RECORDS FOR THE TASK:
==============================
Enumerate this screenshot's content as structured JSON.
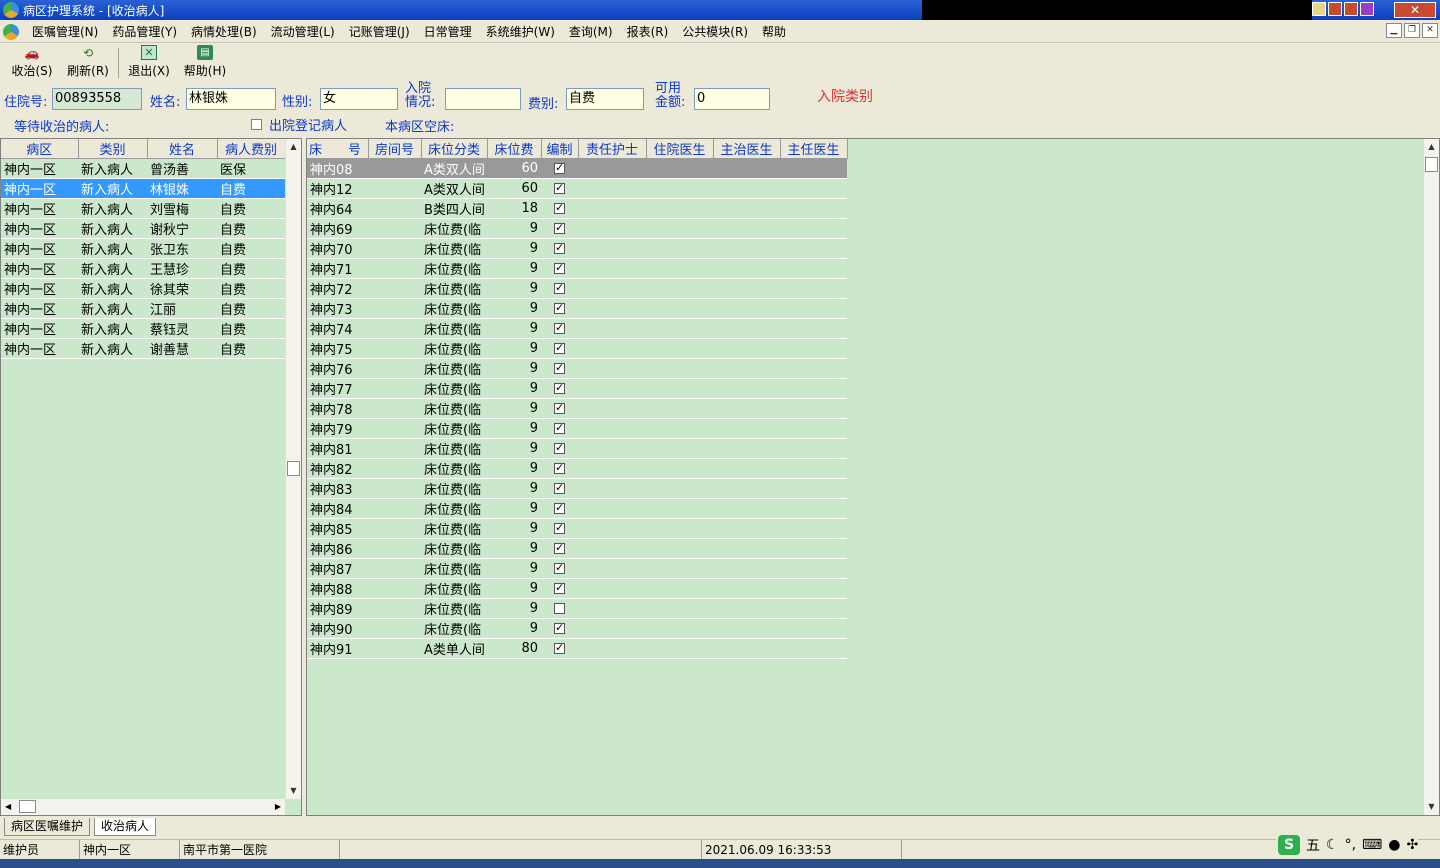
{
  "window": {
    "title": "病区护理系统 - [收治病人]",
    "close_label": "✕"
  },
  "menu": [
    "医嘱管理(N)",
    "药品管理(Y)",
    "病情处理(B)",
    "流动管理(L)",
    "记账管理(J)",
    "日常管理",
    "系统维护(W)",
    "查询(M)",
    "报表(R)",
    "公共模块(R)",
    "帮助"
  ],
  "toolbar": {
    "admit": "收治(S)",
    "refresh": "刷新(R)",
    "exit": "退出(X)",
    "help": "帮助(H)"
  },
  "form": {
    "admission_no_label": "住院号:",
    "admission_no": "00893558",
    "name_label": "姓名:",
    "name": "林银姝",
    "gender_label": "性别:",
    "gender": "女",
    "admit_status_label": "入院\n情况:",
    "admit_status": "",
    "fee_type_label": "费别:",
    "fee_type": "自费",
    "available_amount_label": "可用\n金额:",
    "available_amount": "0",
    "admit_category_note": "入院类别",
    "waiting_label": "等待收治的病人:",
    "discharge_checkbox_label": "出院登记病人",
    "empty_beds_label": "本病区空床:"
  },
  "waiting_table": {
    "headers": [
      "病区",
      "类别",
      "姓名",
      "病人费别"
    ],
    "rows": [
      [
        "神内一区",
        "新入病人",
        "曾汤善",
        "医保"
      ],
      [
        "神内一区",
        "新入病人",
        "林银姝",
        "自费"
      ],
      [
        "神内一区",
        "新入病人",
        "刘雪梅",
        "自费"
      ],
      [
        "神内一区",
        "新入病人",
        "谢秋宁",
        "自费"
      ],
      [
        "神内一区",
        "新入病人",
        "张卫东",
        "自费"
      ],
      [
        "神内一区",
        "新入病人",
        "王慧珍",
        "自费"
      ],
      [
        "神内一区",
        "新入病人",
        "徐其荣",
        "自费"
      ],
      [
        "神内一区",
        "新入病人",
        "江丽",
        "自费"
      ],
      [
        "神内一区",
        "新入病人",
        "蔡钰灵",
        "自费"
      ],
      [
        "神内一区",
        "新入病人",
        "谢善慧",
        "自费"
      ]
    ],
    "selected_index": 1
  },
  "beds_table": {
    "headers": [
      "床　　号",
      "房间号",
      "床位分类",
      "床位费",
      "编制",
      "责任护士",
      "住院医生",
      "主治医生",
      "主任医生"
    ],
    "rows": [
      {
        "bed": "神内08",
        "room": "",
        "type": "A类双人间",
        "fee": "60",
        "staffed": true
      },
      {
        "bed": "神内12",
        "room": "",
        "type": "A类双人间",
        "fee": "60",
        "staffed": true
      },
      {
        "bed": "神内64",
        "room": "",
        "type": "B类四人间",
        "fee": "18",
        "staffed": true
      },
      {
        "bed": "神内69",
        "room": "",
        "type": "床位费(临",
        "fee": "9",
        "staffed": true
      },
      {
        "bed": "神内70",
        "room": "",
        "type": "床位费(临",
        "fee": "9",
        "staffed": true
      },
      {
        "bed": "神内71",
        "room": "",
        "type": "床位费(临",
        "fee": "9",
        "staffed": true
      },
      {
        "bed": "神内72",
        "room": "",
        "type": "床位费(临",
        "fee": "9",
        "staffed": true
      },
      {
        "bed": "神内73",
        "room": "",
        "type": "床位费(临",
        "fee": "9",
        "staffed": true
      },
      {
        "bed": "神内74",
        "room": "",
        "type": "床位费(临",
        "fee": "9",
        "staffed": true
      },
      {
        "bed": "神内75",
        "room": "",
        "type": "床位费(临",
        "fee": "9",
        "staffed": true
      },
      {
        "bed": "神内76",
        "room": "",
        "type": "床位费(临",
        "fee": "9",
        "staffed": true
      },
      {
        "bed": "神内77",
        "room": "",
        "type": "床位费(临",
        "fee": "9",
        "staffed": true
      },
      {
        "bed": "神内78",
        "room": "",
        "type": "床位费(临",
        "fee": "9",
        "staffed": true
      },
      {
        "bed": "神内79",
        "room": "",
        "type": "床位费(临",
        "fee": "9",
        "staffed": true
      },
      {
        "bed": "神内81",
        "room": "",
        "type": "床位费(临",
        "fee": "9",
        "staffed": true
      },
      {
        "bed": "神内82",
        "room": "",
        "type": "床位费(临",
        "fee": "9",
        "staffed": true
      },
      {
        "bed": "神内83",
        "room": "",
        "type": "床位费(临",
        "fee": "9",
        "staffed": true
      },
      {
        "bed": "神内84",
        "room": "",
        "type": "床位费(临",
        "fee": "9",
        "staffed": true
      },
      {
        "bed": "神内85",
        "room": "",
        "type": "床位费(临",
        "fee": "9",
        "staffed": true
      },
      {
        "bed": "神内86",
        "room": "",
        "type": "床位费(临",
        "fee": "9",
        "staffed": true
      },
      {
        "bed": "神内87",
        "room": "",
        "type": "床位费(临",
        "fee": "9",
        "staffed": true
      },
      {
        "bed": "神内88",
        "room": "",
        "type": "床位费(临",
        "fee": "9",
        "staffed": true
      },
      {
        "bed": "神内89",
        "room": "",
        "type": "床位费(临",
        "fee": "9",
        "staffed": false
      },
      {
        "bed": "神内90",
        "room": "",
        "type": "床位费(临",
        "fee": "9",
        "staffed": true
      },
      {
        "bed": "神内91",
        "room": "",
        "type": "A类单人间",
        "fee": "80",
        "staffed": true
      }
    ],
    "selected_index": 0
  },
  "tabs": [
    "病区医嘱维护",
    "收治病人"
  ],
  "status": {
    "user": "维护员",
    "ward": "神内一区",
    "hospital": "南平市第一医院",
    "datetime": "2021.06.09 16:33:53"
  },
  "ime": {
    "mode": "五"
  },
  "colors": {
    "grid_bg": "#CCE8CC",
    "label_blue": "#0C38C8",
    "note_red": "#E03030",
    "selection": "#3399FF"
  }
}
==============================
WHAT IS REQUIRED:
Reproduce the full listing faithfully, but do not carry over any pictures.

FULL RESPONSE:
Enumerate this screenshot's content as structured JSON.
{
  "window": {
    "title": "病区护理系统 - [收治病人]",
    "close_label": "✕"
  },
  "menu": [
    "医嘱管理(N)",
    "药品管理(Y)",
    "病情处理(B)",
    "流动管理(L)",
    "记账管理(J)",
    "日常管理",
    "系统维护(W)",
    "查询(M)",
    "报表(R)",
    "公共模块(R)",
    "帮助"
  ],
  "toolbar": {
    "admit": "收治(S)",
    "refresh": "刷新(R)",
    "exit": "退出(X)",
    "help": "帮助(H)"
  },
  "form": {
    "admission_no_label": "住院号:",
    "admission_no": "00893558",
    "name_label": "姓名:",
    "name": "林银姝",
    "gender_label": "性别:",
    "gender": "女",
    "admit_status_label": "入院\n情况:",
    "admit_status": "",
    "fee_type_label": "费别:",
    "fee_type": "自费",
    "available_amount_label": "可用\n金额:",
    "available_amount": "0",
    "admit_category_note": "入院类别",
    "waiting_label": "等待收治的病人:",
    "discharge_checkbox_label": "出院登记病人",
    "empty_beds_label": "本病区空床:"
  },
  "waiting_table": {
    "headers": [
      "病区",
      "类别",
      "姓名",
      "病人费别"
    ],
    "rows": [
      [
        "神内一区",
        "新入病人",
        "曾汤善",
        "医保"
      ],
      [
        "神内一区",
        "新入病人",
        "林银姝",
        "自费"
      ],
      [
        "神内一区",
        "新入病人",
        "刘雪梅",
        "自费"
      ],
      [
        "神内一区",
        "新入病人",
        "谢秋宁",
        "自费"
      ],
      [
        "神内一区",
        "新入病人",
        "张卫东",
        "自费"
      ],
      [
        "神内一区",
        "新入病人",
        "王慧珍",
        "自费"
      ],
      [
        "神内一区",
        "新入病人",
        "徐其荣",
        "自费"
      ],
      [
        "神内一区",
        "新入病人",
        "江丽",
        "自费"
      ],
      [
        "神内一区",
        "新入病人",
        "蔡钰灵",
        "自费"
      ],
      [
        "神内一区",
        "新入病人",
        "谢善慧",
        "自费"
      ]
    ],
    "selected_index": 1
  },
  "beds_table": {
    "headers": [
      "床　　号",
      "房间号",
      "床位分类",
      "床位费",
      "编制",
      "责任护士",
      "住院医生",
      "主治医生",
      "主任医生"
    ],
    "rows": [
      {
        "bed": "神内08",
        "room": "",
        "type": "A类双人间",
        "fee": "60",
        "staffed": true
      },
      {
        "bed": "神内12",
        "room": "",
        "type": "A类双人间",
        "fee": "60",
        "staffed": true
      },
      {
        "bed": "神内64",
        "room": "",
        "type": "B类四人间",
        "fee": "18",
        "staffed": true
      },
      {
        "bed": "神内69",
        "room": "",
        "type": "床位费(临",
        "fee": "9",
        "staffed": true
      },
      {
        "bed": "神内70",
        "room": "",
        "type": "床位费(临",
        "fee": "9",
        "staffed": true
      },
      {
        "bed": "神内71",
        "room": "",
        "type": "床位费(临",
        "fee": "9",
        "staffed": true
      },
      {
        "bed": "神内72",
        "room": "",
        "type": "床位费(临",
        "fee": "9",
        "staffed": true
      },
      {
        "bed": "神内73",
        "room": "",
        "type": "床位费(临",
        "fee": "9",
        "staffed": true
      },
      {
        "bed": "神内74",
        "room": "",
        "type": "床位费(临",
        "fee": "9",
        "staffed": true
      },
      {
        "bed": "神内75",
        "room": "",
        "type": "床位费(临",
        "fee": "9",
        "staffed": true
      },
      {
        "bed": "神内76",
        "room": "",
        "type": "床位费(临",
        "fee": "9",
        "staffed": true
      },
      {
        "bed": "神内77",
        "room": "",
        "type": "床位费(临",
        "fee": "9",
        "staffed": true
      },
      {
        "bed": "神内78",
        "room": "",
        "type": "床位费(临",
        "fee": "9",
        "staffed": true
      },
      {
        "bed": "神内79",
        "room": "",
        "type": "床位费(临",
        "fee": "9",
        "staffed": true
      },
      {
        "bed": "神内81",
        "room": "",
        "type": "床位费(临",
        "fee": "9",
        "staffed": true
      },
      {
        "bed": "神内82",
        "room": "",
        "type": "床位费(临",
        "fee": "9",
        "staffed": true
      },
      {
        "bed": "神内83",
        "room": "",
        "type": "床位费(临",
        "fee": "9",
        "staffed": true
      },
      {
        "bed": "神内84",
        "room": "",
        "type": "床位费(临",
        "fee": "9",
        "staffed": true
      },
      {
        "bed": "神内85",
        "room": "",
        "type": "床位费(临",
        "fee": "9",
        "staffed": true
      },
      {
        "bed": "神内86",
        "room": "",
        "type": "床位费(临",
        "fee": "9",
        "staffed": true
      },
      {
        "bed": "神内87",
        "room": "",
        "type": "床位费(临",
        "fee": "9",
        "staffed": true
      },
      {
        "bed": "神内88",
        "room": "",
        "type": "床位费(临",
        "fee": "9",
        "staffed": true
      },
      {
        "bed": "神内89",
        "room": "",
        "type": "床位费(临",
        "fee": "9",
        "staffed": false
      },
      {
        "bed": "神内90",
        "room": "",
        "type": "床位费(临",
        "fee": "9",
        "staffed": true
      },
      {
        "bed": "神内91",
        "room": "",
        "type": "A类单人间",
        "fee": "80",
        "staffed": true
      }
    ],
    "selected_index": 0
  },
  "tabs": [
    "病区医嘱维护",
    "收治病人"
  ],
  "status": {
    "user": "维护员",
    "ward": "神内一区",
    "hospital": "南平市第一医院",
    "datetime": "2021.06.09 16:33:53"
  },
  "ime": {
    "mode": "五"
  },
  "colors": {
    "grid_bg": "#CCE8CC",
    "label_blue": "#0C38C8",
    "note_red": "#E03030",
    "selection": "#3399FF"
  }
}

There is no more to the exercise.